[Task directions] Render the lines as a JSON list of strings, one string per line with blank lines omitted. Begin at the first line of the records and stop after the line that contains "346, 407, 366]", including it.

# Start of Dataset rows

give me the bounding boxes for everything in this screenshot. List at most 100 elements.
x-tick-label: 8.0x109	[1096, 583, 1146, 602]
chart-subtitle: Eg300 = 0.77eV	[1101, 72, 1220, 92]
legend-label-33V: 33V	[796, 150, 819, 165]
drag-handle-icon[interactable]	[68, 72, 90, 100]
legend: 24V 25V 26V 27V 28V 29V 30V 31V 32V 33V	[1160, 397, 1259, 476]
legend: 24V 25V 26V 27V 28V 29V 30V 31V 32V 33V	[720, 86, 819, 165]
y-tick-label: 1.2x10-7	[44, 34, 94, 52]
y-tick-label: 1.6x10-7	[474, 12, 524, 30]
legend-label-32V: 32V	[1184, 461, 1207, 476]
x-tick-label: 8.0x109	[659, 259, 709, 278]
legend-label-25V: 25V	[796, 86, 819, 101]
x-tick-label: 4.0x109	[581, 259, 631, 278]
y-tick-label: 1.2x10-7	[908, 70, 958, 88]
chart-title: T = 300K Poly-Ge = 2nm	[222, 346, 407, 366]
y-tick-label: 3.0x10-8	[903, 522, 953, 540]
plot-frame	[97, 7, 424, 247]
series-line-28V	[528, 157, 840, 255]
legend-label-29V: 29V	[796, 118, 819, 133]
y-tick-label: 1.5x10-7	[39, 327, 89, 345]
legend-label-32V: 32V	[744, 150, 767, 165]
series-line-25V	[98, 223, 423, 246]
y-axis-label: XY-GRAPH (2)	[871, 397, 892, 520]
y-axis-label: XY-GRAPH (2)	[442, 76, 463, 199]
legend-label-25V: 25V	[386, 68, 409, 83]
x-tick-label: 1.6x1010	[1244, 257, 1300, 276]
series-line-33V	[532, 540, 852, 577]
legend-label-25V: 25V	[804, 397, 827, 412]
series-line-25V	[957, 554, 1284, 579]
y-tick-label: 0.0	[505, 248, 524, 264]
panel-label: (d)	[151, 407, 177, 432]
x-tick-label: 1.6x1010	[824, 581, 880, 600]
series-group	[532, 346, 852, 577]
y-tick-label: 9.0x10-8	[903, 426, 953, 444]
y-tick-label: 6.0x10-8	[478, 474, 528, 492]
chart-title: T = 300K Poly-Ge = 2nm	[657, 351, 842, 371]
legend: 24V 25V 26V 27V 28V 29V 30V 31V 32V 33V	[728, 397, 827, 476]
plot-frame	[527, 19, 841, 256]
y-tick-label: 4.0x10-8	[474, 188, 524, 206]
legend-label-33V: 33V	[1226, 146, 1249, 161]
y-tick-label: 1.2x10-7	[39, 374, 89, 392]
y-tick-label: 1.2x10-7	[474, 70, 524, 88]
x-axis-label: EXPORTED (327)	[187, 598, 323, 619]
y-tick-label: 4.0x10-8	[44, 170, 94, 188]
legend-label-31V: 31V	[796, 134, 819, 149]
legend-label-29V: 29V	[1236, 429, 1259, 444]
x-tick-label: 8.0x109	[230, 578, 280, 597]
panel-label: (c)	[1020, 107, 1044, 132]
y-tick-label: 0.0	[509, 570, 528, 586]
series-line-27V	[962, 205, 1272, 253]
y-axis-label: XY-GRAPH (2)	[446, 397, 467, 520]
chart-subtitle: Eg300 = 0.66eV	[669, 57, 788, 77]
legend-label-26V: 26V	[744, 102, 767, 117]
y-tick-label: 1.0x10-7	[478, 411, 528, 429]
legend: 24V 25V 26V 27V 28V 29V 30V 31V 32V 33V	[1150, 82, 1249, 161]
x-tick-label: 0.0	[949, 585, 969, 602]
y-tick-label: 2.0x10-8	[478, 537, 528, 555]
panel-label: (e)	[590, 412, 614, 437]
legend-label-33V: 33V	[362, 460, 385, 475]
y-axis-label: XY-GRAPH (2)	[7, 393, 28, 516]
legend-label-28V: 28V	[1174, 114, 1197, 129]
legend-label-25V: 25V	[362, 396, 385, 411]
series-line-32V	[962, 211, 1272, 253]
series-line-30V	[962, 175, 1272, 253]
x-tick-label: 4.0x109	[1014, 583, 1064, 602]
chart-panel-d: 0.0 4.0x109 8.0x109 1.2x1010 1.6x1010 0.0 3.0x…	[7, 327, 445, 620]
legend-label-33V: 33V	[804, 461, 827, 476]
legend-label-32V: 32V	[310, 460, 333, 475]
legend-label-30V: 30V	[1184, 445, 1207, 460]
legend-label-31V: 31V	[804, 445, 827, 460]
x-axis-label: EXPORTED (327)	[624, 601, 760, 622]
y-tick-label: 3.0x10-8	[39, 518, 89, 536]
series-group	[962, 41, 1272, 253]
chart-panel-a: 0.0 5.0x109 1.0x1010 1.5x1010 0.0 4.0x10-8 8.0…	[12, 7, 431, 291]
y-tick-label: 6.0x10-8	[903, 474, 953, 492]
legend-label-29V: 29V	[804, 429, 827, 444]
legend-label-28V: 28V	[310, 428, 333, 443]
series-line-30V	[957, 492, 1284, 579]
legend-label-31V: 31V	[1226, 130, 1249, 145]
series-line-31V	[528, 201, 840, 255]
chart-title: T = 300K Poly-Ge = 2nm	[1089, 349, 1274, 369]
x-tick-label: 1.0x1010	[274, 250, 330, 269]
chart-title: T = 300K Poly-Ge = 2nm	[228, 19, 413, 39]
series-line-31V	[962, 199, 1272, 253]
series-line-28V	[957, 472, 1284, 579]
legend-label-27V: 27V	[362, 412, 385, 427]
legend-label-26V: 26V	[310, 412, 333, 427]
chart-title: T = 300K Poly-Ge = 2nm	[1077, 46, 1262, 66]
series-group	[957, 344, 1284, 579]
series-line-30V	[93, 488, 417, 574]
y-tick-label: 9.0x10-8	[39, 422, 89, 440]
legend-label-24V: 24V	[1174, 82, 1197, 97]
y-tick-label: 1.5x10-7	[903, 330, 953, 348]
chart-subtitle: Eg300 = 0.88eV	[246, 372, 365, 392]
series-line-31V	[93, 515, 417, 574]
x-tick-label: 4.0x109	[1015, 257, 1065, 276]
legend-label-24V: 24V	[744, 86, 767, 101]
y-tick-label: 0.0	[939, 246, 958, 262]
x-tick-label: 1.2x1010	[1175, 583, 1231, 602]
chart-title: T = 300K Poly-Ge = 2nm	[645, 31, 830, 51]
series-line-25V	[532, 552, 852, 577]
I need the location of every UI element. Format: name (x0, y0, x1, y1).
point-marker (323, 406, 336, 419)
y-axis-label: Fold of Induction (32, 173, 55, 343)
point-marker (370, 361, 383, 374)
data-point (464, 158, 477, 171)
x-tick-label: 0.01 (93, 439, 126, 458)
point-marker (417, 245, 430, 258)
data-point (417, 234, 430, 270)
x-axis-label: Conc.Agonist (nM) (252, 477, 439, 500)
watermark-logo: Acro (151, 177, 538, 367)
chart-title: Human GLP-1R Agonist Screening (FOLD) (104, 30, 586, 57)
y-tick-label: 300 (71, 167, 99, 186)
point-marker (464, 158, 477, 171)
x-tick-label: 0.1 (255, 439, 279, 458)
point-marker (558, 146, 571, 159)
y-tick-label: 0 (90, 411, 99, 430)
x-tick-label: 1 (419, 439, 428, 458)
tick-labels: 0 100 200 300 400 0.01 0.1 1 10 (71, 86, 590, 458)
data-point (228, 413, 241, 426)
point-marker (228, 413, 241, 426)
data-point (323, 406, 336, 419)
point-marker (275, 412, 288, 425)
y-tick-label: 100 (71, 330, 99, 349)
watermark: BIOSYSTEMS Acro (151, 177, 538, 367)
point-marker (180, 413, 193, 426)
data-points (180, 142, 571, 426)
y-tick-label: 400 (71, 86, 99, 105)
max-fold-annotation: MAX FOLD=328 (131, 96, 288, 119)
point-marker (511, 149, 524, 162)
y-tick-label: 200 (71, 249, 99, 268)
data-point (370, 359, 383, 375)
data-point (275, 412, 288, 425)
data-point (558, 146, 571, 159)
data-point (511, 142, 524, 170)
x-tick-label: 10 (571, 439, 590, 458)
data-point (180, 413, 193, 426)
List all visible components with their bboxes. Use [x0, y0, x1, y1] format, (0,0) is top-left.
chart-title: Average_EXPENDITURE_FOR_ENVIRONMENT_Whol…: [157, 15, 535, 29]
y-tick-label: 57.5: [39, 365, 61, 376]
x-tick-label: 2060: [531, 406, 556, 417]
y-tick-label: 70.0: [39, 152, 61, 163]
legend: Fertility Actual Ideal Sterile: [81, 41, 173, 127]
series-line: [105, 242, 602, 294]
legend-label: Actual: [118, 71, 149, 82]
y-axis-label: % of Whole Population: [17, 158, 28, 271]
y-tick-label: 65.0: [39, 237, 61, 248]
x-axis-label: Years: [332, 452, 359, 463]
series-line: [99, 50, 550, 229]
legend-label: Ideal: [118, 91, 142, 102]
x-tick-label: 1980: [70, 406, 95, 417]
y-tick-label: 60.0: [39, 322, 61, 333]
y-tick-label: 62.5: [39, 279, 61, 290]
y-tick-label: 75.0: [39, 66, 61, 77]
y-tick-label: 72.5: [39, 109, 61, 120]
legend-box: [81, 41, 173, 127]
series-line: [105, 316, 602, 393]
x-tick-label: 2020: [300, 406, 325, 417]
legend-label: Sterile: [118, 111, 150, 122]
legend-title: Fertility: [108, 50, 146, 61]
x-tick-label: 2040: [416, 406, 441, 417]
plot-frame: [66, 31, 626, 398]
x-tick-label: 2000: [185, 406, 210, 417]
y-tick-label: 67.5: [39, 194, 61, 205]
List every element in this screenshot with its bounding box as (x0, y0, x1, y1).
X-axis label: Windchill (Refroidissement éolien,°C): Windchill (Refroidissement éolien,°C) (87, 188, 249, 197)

# End of Dataset rows

[Answer]
[
  "give me the bounding boxes for everything in this screenshot. List at most 100 elements.",
  "x-tick-label: 8.0x109\t[1096, 583, 1146, 602]",
  "chart-subtitle: Eg300 = 0.77eV\t[1101, 72, 1220, 92]",
  "legend-label-33V: 33V\t[796, 150, 819, 165]",
  "drag-handle-icon[interactable]\t[68, 72, 90, 100]",
  "legend: 24V 25V 26V 27V 28V 29V 30V 31V 32V 33V\t[1160, 397, 1259, 476]",
  "legend: 24V 25V 26V 27V 28V 29V 30V 31V 32V 33V\t[720, 86, 819, 165]",
  "y-tick-label: 1.2x10-7\t[44, 34, 94, 52]",
  "y-tick-label: 1.6x10-7\t[474, 12, 524, 30]",
  "legend-label-32V: 32V\t[1184, 461, 1207, 476]",
  "x-tick-label: 8.0x109\t[659, 259, 709, 278]",
  "legend-label-25V: 25V\t[796, 86, 819, 101]",
  "x-tick-label: 4.0x109\t[581, 259, 631, 278]",
  "y-tick-label: 1.2x10-7\t[908, 70, 958, 88]",
  "chart-title: T = 300K Poly-Ge = 2nm\t[222, 346, 407, 366]"
]